**What is required**
Can you reproduce the material below with every "y-tick-label" renamed to "y-axis-value", keep everything else unchanged, and leave out the pictures?

**Dataset entries**
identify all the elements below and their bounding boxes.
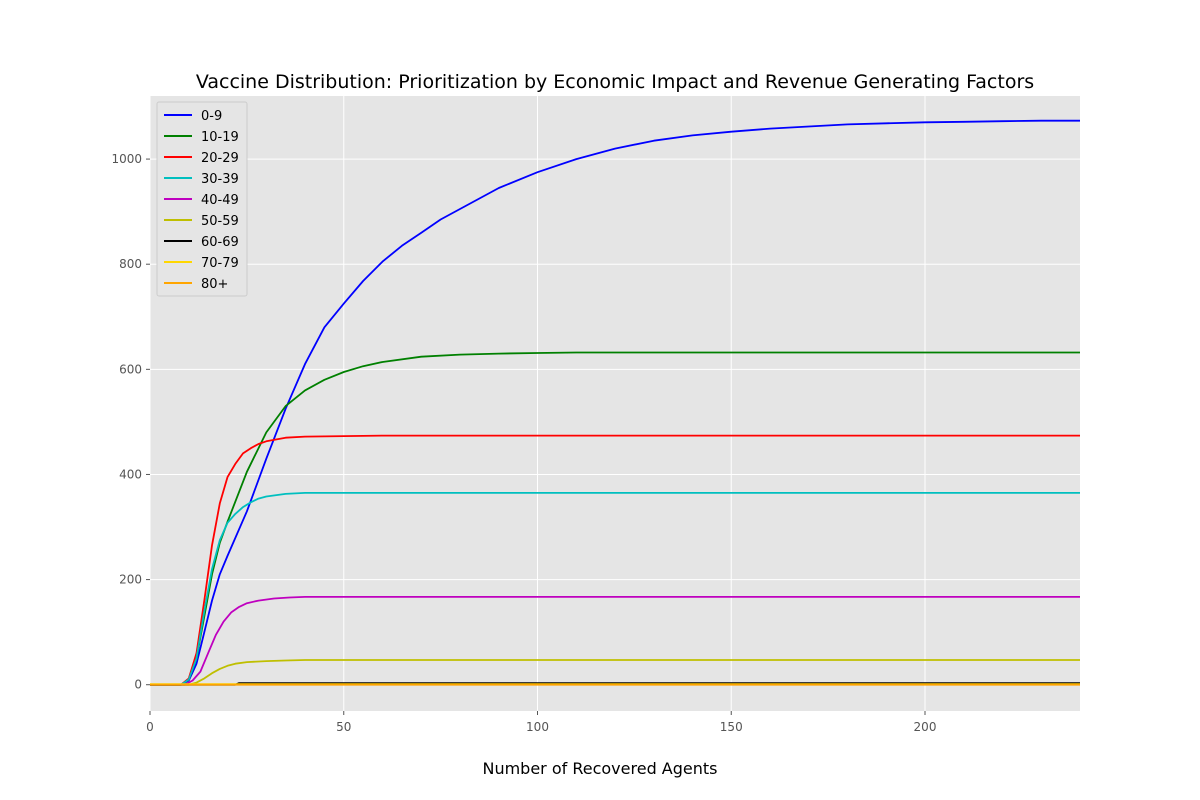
series-line-30-39 — [150, 491, 1080, 686]
axis-ticks: 0 50 100 150 200 0 200 400 600 800 1000 — [111, 152, 936, 734]
series-line-40-49 — [150, 596, 1080, 686]
series-line-20-29 — [150, 434, 1080, 686]
x-axis-label: Number of Recovered Agents — [482, 759, 717, 778]
legend-label-80+: 80+ — [201, 277, 228, 292]
legend-box — [156, 101, 248, 297]
x-tick-label: 50 — [336, 720, 351, 734]
y-tick-label: 400 — [119, 467, 142, 481]
y-tick-label: 800 — [119, 257, 142, 271]
y-tick-label: 1000 — [111, 152, 142, 166]
x-tick-label: 150 — [720, 720, 743, 734]
x-tick-label: 200 — [914, 720, 937, 734]
x-tick-label: 100 — [526, 720, 549, 734]
legend-label-20-29: 20-29 — [201, 151, 239, 166]
chart-title: Vaccine Distribution: Prioritization by … — [196, 71, 1034, 93]
series-line-50-59 — [150, 659, 1080, 686]
legend-label-30-39: 30-39 — [201, 172, 239, 187]
legend-label-50-59: 50-59 — [201, 214, 239, 229]
series-line-0-9 — [150, 119, 1080, 686]
y-tick-label: 600 — [119, 362, 142, 376]
legend-label-60-69: 60-69 — [201, 235, 239, 250]
legend-label-70-79: 70-79 — [201, 256, 239, 271]
legend-label-0-9: 0-9 — [201, 109, 222, 124]
y-tick-label: 200 — [119, 573, 142, 587]
legend-label-40-49: 40-49 — [201, 193, 239, 208]
grid-lines — [149, 96, 1080, 711]
x-tick-label: 0 — [146, 720, 154, 734]
legend: 0-9 10-19 20-29 30-39 40-49 50-59 60-69 70-79 80… — [156, 101, 248, 297]
legend-label-10-19: 10-19 — [201, 130, 239, 145]
series-lines — [150, 119, 1080, 686]
y-tick-label: 0 — [134, 678, 142, 692]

**Reply**
identify all the elements below and their bounding boxes.
series-line-30-39 — [150, 491, 1080, 686]
axis-ticks: 0 50 100 150 200 0 200 400 600 800 1000 — [111, 152, 936, 734]
series-line-40-49 — [150, 596, 1080, 686]
series-line-20-29 — [150, 434, 1080, 686]
x-axis-label: Number of Recovered Agents — [482, 759, 717, 778]
legend-label-80+: 80+ — [201, 277, 228, 292]
legend-box — [156, 101, 248, 297]
x-tick-label: 50 — [336, 720, 351, 734]
y-axis-value: 400 — [119, 467, 142, 481]
y-axis-value: 800 — [119, 257, 142, 271]
y-axis-value: 1000 — [111, 152, 142, 166]
x-tick-label: 150 — [720, 720, 743, 734]
x-tick-label: 200 — [914, 720, 937, 734]
x-tick-label: 100 — [526, 720, 549, 734]
legend-label-20-29: 20-29 — [201, 151, 239, 166]
chart-title: Vaccine Distribution: Prioritization by … — [196, 71, 1034, 93]
series-line-50-59 — [150, 659, 1080, 686]
legend-label-30-39: 30-39 — [201, 172, 239, 187]
legend-label-50-59: 50-59 — [201, 214, 239, 229]
series-line-0-9 — [150, 119, 1080, 686]
y-axis-value: 600 — [119, 362, 142, 376]
legend-label-60-69: 60-69 — [201, 235, 239, 250]
legend-label-70-79: 70-79 — [201, 256, 239, 271]
legend-label-0-9: 0-9 — [201, 109, 222, 124]
y-axis-value: 200 — [119, 573, 142, 587]
legend-label-40-49: 40-49 — [201, 193, 239, 208]
grid-lines — [149, 96, 1080, 711]
x-tick-label: 0 — [146, 720, 154, 734]
legend: 0-9 10-19 20-29 30-39 40-49 50-59 60-69 70-79 80… — [156, 101, 248, 297]
legend-label-10-19: 10-19 — [201, 130, 239, 145]
series-lines — [150, 119, 1080, 686]
y-axis-value: 0 — [134, 678, 142, 692]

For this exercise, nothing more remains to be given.